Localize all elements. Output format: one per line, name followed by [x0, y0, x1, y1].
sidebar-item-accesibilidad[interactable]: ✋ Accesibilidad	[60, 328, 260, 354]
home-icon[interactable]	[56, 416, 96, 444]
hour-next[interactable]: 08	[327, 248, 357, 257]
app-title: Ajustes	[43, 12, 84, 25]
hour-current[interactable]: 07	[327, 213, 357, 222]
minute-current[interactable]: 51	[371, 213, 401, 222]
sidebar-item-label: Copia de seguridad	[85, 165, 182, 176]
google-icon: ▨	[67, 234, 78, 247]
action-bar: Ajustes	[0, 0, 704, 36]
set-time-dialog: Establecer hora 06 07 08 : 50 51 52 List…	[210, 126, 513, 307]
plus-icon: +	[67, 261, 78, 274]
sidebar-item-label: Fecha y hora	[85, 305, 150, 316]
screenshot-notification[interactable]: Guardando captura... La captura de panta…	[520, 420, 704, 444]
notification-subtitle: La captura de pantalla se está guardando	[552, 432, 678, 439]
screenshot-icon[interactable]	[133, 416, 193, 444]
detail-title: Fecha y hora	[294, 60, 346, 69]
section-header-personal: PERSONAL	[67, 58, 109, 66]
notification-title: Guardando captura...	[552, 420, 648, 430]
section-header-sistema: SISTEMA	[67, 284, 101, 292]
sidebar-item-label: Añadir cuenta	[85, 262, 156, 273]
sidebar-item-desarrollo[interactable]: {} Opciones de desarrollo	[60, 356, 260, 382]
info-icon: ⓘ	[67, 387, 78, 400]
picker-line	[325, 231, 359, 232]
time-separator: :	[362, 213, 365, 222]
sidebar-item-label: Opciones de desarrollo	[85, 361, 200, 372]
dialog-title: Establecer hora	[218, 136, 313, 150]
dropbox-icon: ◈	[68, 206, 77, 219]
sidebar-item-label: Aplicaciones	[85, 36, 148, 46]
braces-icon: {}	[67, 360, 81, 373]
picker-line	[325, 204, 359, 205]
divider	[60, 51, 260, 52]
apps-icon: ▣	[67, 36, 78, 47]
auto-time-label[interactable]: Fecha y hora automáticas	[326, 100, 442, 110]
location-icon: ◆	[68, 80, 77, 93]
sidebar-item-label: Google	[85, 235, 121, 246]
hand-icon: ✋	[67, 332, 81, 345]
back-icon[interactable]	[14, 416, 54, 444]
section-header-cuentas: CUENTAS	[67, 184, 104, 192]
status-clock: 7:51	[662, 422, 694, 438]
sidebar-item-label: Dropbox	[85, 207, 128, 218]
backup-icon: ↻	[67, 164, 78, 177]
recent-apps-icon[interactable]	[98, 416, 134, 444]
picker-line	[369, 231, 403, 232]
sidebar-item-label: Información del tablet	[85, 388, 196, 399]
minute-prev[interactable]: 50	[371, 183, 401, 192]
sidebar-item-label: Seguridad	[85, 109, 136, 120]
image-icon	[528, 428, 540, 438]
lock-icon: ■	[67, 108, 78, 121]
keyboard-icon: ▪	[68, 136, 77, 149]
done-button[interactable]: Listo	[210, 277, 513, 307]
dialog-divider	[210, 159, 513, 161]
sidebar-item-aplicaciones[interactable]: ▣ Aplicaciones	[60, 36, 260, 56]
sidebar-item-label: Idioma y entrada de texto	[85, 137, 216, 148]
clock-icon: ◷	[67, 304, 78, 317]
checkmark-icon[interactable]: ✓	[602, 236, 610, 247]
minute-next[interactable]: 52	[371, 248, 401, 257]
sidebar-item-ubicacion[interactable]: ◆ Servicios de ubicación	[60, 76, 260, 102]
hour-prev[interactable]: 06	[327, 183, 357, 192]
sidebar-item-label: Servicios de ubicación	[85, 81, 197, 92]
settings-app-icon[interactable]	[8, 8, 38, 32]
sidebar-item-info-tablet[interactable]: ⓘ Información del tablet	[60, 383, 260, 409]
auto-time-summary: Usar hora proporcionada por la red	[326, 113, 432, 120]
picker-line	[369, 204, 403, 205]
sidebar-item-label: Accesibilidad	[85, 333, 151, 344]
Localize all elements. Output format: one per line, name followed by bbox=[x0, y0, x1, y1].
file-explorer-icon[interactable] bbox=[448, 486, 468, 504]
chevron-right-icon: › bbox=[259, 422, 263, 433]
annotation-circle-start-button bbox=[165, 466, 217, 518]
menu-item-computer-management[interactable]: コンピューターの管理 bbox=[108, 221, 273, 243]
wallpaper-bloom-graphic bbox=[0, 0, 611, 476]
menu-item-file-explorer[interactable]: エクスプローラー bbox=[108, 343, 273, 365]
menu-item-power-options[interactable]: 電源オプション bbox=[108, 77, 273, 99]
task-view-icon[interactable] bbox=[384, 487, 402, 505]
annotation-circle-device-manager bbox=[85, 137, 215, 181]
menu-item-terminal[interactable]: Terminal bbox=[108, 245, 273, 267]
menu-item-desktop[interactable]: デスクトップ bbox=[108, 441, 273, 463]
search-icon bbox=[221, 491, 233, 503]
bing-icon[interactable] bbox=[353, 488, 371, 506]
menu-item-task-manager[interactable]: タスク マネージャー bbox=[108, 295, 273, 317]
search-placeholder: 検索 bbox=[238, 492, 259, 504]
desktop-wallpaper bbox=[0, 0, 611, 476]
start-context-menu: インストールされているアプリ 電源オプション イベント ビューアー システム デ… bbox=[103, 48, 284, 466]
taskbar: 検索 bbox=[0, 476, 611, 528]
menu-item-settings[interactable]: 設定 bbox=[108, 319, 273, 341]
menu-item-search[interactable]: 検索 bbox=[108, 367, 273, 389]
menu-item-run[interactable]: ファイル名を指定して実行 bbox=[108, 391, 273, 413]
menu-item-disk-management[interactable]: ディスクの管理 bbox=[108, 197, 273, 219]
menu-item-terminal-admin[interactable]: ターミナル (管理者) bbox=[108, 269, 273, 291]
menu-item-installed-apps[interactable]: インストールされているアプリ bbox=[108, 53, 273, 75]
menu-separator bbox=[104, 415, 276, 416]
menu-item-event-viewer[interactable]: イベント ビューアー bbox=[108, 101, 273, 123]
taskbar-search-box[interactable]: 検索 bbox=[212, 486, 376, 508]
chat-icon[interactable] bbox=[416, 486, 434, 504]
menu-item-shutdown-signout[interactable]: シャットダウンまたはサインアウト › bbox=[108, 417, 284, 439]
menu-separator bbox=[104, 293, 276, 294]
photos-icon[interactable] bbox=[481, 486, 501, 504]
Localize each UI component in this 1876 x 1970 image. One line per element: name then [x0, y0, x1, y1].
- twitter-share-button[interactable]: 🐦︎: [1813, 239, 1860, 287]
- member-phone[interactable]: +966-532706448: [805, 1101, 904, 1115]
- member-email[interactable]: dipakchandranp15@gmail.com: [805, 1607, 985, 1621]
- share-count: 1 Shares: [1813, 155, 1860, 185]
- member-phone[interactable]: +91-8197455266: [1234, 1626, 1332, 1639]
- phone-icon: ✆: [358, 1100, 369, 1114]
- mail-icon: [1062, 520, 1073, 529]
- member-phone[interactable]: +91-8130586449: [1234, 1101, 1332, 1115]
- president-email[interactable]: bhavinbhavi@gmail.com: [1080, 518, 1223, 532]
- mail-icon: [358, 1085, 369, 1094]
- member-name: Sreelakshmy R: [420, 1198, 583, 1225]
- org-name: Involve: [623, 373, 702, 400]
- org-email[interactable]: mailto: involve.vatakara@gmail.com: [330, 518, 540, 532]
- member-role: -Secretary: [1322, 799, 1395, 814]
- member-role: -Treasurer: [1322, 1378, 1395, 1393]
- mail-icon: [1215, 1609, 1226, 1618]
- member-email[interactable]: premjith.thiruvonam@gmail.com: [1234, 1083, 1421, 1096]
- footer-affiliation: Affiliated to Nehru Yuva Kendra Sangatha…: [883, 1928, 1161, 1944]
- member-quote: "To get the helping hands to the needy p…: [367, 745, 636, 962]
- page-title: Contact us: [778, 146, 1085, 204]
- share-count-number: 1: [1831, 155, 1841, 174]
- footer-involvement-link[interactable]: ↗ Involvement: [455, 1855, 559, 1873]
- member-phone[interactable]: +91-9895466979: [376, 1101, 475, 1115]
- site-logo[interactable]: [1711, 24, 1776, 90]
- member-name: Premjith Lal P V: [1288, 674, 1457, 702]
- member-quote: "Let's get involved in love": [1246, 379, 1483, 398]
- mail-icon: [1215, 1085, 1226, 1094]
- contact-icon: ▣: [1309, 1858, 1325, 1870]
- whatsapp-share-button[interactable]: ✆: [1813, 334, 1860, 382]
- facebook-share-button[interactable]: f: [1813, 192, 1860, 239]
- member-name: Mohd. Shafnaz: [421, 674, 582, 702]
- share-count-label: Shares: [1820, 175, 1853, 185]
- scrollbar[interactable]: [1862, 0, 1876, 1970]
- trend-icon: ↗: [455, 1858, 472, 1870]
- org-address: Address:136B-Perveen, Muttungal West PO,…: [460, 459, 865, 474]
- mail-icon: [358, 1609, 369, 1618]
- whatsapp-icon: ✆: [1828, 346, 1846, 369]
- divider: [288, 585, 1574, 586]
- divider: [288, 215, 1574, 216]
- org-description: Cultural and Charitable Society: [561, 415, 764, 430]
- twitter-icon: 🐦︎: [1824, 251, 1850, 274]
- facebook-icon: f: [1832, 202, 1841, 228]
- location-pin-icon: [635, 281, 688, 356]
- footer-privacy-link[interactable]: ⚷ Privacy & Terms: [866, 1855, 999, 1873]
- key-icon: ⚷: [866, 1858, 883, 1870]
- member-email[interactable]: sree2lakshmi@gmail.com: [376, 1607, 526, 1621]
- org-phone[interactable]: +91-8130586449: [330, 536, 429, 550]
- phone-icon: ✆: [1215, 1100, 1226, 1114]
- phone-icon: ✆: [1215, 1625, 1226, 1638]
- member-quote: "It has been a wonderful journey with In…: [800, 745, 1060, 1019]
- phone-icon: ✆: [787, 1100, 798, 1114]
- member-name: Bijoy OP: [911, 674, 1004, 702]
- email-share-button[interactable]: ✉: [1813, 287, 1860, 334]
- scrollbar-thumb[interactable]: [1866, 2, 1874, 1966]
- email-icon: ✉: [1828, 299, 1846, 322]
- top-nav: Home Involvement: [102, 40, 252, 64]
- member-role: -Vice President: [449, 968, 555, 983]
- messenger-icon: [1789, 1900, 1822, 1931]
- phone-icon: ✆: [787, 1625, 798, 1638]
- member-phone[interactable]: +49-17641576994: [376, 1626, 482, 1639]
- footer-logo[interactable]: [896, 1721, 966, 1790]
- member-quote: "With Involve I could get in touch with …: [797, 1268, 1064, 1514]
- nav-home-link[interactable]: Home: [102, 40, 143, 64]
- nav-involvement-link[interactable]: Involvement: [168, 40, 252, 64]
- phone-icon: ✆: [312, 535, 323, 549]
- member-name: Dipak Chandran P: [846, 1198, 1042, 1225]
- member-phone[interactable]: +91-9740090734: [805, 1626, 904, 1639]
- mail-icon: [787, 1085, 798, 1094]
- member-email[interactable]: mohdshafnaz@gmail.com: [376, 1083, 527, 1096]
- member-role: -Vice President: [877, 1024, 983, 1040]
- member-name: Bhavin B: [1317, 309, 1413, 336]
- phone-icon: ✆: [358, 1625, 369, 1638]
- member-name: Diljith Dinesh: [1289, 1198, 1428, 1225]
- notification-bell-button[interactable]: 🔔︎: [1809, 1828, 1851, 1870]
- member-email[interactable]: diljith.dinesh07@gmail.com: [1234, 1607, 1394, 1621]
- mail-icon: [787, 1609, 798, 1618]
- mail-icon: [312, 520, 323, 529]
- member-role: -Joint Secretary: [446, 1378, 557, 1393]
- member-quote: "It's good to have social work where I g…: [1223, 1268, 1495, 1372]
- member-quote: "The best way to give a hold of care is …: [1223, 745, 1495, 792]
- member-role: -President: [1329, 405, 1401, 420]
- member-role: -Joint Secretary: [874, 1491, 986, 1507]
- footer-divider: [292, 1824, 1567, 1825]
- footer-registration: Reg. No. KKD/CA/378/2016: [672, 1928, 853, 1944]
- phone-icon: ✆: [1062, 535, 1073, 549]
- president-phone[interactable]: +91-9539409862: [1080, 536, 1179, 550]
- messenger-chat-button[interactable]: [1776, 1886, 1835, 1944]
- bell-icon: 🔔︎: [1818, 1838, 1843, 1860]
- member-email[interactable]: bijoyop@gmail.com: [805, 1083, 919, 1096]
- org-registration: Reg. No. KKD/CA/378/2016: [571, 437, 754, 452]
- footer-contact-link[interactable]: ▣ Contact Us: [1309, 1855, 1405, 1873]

____

§ PROBLEM REQUIREMENTS: Copy the records word for word, from the first line through the line containing "136, 313, 150]", both included.

§ ANSWER FOR THE TASK:
Localize all elements. Output format: one per line, name followed by [x0, y0, x1, y1].
sidebar-item-accesibilidad[interactable]: ✋ Accesibilidad	[60, 328, 260, 354]
home-icon[interactable]	[56, 416, 96, 444]
hour-next[interactable]: 08	[327, 248, 357, 257]
app-title: Ajustes	[43, 12, 84, 25]
hour-current[interactable]: 07	[327, 213, 357, 222]
minute-current[interactable]: 51	[371, 213, 401, 222]
sidebar-item-label: Copia de seguridad	[85, 165, 182, 176]
google-icon: ▨	[67, 234, 78, 247]
action-bar: Ajustes	[0, 0, 704, 36]
set-time-dialog: Establecer hora 06 07 08 : 50 51 52 List…	[210, 126, 513, 307]
plus-icon: +	[67, 261, 78, 274]
sidebar-item-label: Fecha y hora	[85, 305, 150, 316]
screenshot-notification[interactable]: Guardando captura... La captura de panta…	[520, 420, 704, 444]
notification-subtitle: La captura de pantalla se está guardando	[552, 432, 678, 439]
screenshot-icon[interactable]	[133, 416, 193, 444]
detail-title: Fecha y hora	[294, 60, 346, 69]
section-header-personal: PERSONAL	[67, 58, 109, 66]
notification-title: Guardando captura...	[552, 420, 648, 430]
section-header-sistema: SISTEMA	[67, 284, 101, 292]
sidebar-item-label: Añadir cuenta	[85, 262, 156, 273]
sidebar-item-desarrollo[interactable]: {} Opciones de desarrollo	[60, 356, 260, 382]
info-icon: ⓘ	[67, 387, 78, 400]
picker-line	[325, 231, 359, 232]
time-separator: :	[362, 213, 365, 222]
sidebar-item-label: Opciones de desarrollo	[85, 361, 200, 372]
dialog-title: Establecer hora	[218, 136, 313, 150]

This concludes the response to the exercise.